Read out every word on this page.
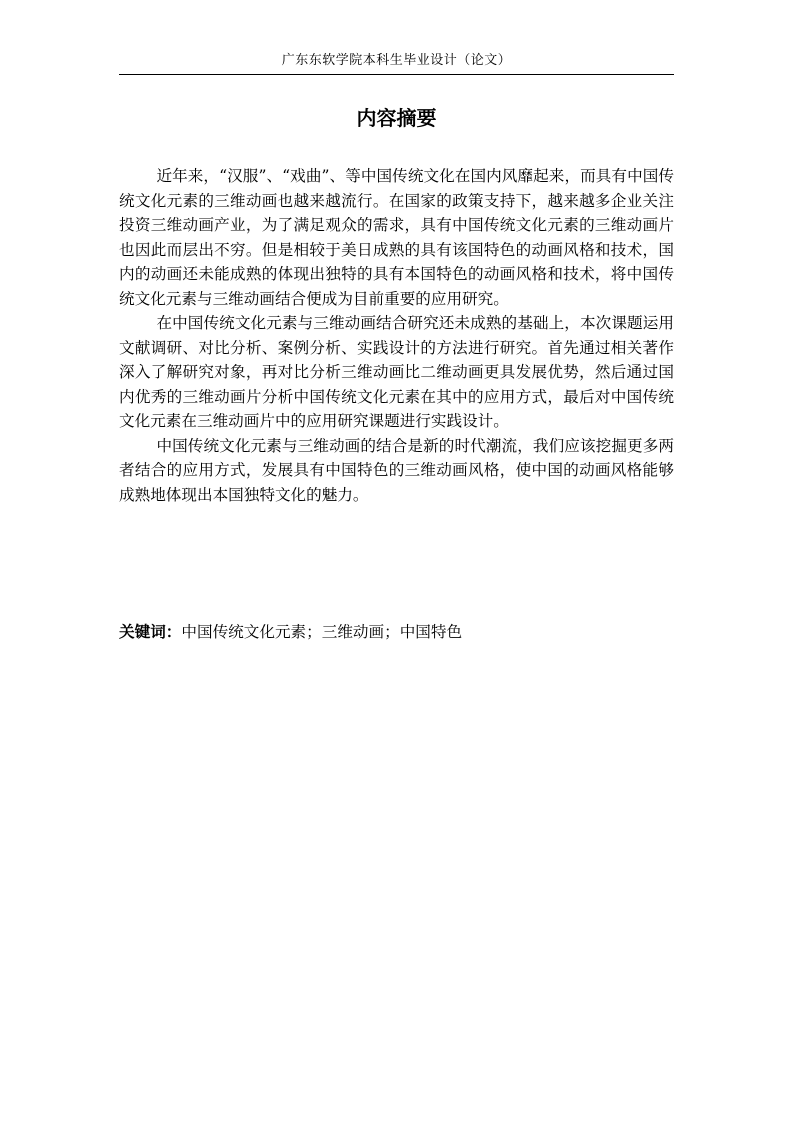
广东东软学院本科生毕业设计（论文）
内容摘要

近年来，“汉服”、“戏曲”、等中国传统文化在国内风靡起来，而具有中国传统文化元素的三维动画也越来越流行。在国家的政策支持下，越来越多企业关注投资三维动画产业，为了满足观众的需求，具有中国传统文化元素的三维动画片也因此而层出不穷。但是相较于美日成熟的具有该国特色的动画风格和技术，国内的动画还未能成熟的体现出独特的具有本国特色的动画风格和技术，将中国传统文化元素与三维动画结合便成为目前重要的应用研究。

在中国传统文化元素与三维动画结合研究还未成熟的基础上，本次课题运用文献调研、对比分析、案例分析、实践设计的方法进行研究。首先通过相关著作深入了解研究对象，再对比分析三维动画比二维动画更具发展优势，然后通过国内优秀的三维动画片分析中国传统文化元素在其中的应用方式，最后对中国传统文化元素在三维动画片中的应用研究课题进行实践设计。

中国传统文化元素与三维动画的结合是新的时代潮流，我们应该挖掘更多两者结合的应用方式，发展具有中国特色的三维动画风格，使中国的动画风格能够成熟地体现出本国独特文化的魅力。

关键词：中国传统文化元素；三维动画；中国特色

# Problem to work on
With the pictures left out, transcribe the material exactly.

# Completed exercise
Read out every word on this page.
广东东软学院本科生毕业设计（论文）
内容摘要

近年来，“汉服”、“戏曲”、等中国传统文化在国内风靡起来，而具有中国传统文化元素的三维动画也越来越流行。在国家的政策支持下，越来越多企业关注投资三维动画产业，为了满足观众的需求，具有中国传统文化元素的三维动画片也因此而层出不穷。但是相较于美日成熟的具有该国特色的动画风格和技术，国内的动画还未能成熟的体现出独特的具有本国特色的动画风格和技术，将中国传统文化元素与三维动画结合便成为目前重要的应用研究。

在中国传统文化元素与三维动画结合研究还未成熟的基础上，本次课题运用文献调研、对比分析、案例分析、实践设计的方法进行研究。首先通过相关著作深入了解研究对象，再对比分析三维动画比二维动画更具发展优势，然后通过国内优秀的三维动画片分析中国传统文化元素在其中的应用方式，最后对中国传统文化元素在三维动画片中的应用研究课题进行实践设计。

中国传统文化元素与三维动画的结合是新的时代潮流，我们应该挖掘更多两者结合的应用方式，发展具有中国特色的三维动画风格，使中国的动画风格能够成熟地体现出本国独特文化的魅力。

关键词：中国传统文化元素；三维动画；中国特色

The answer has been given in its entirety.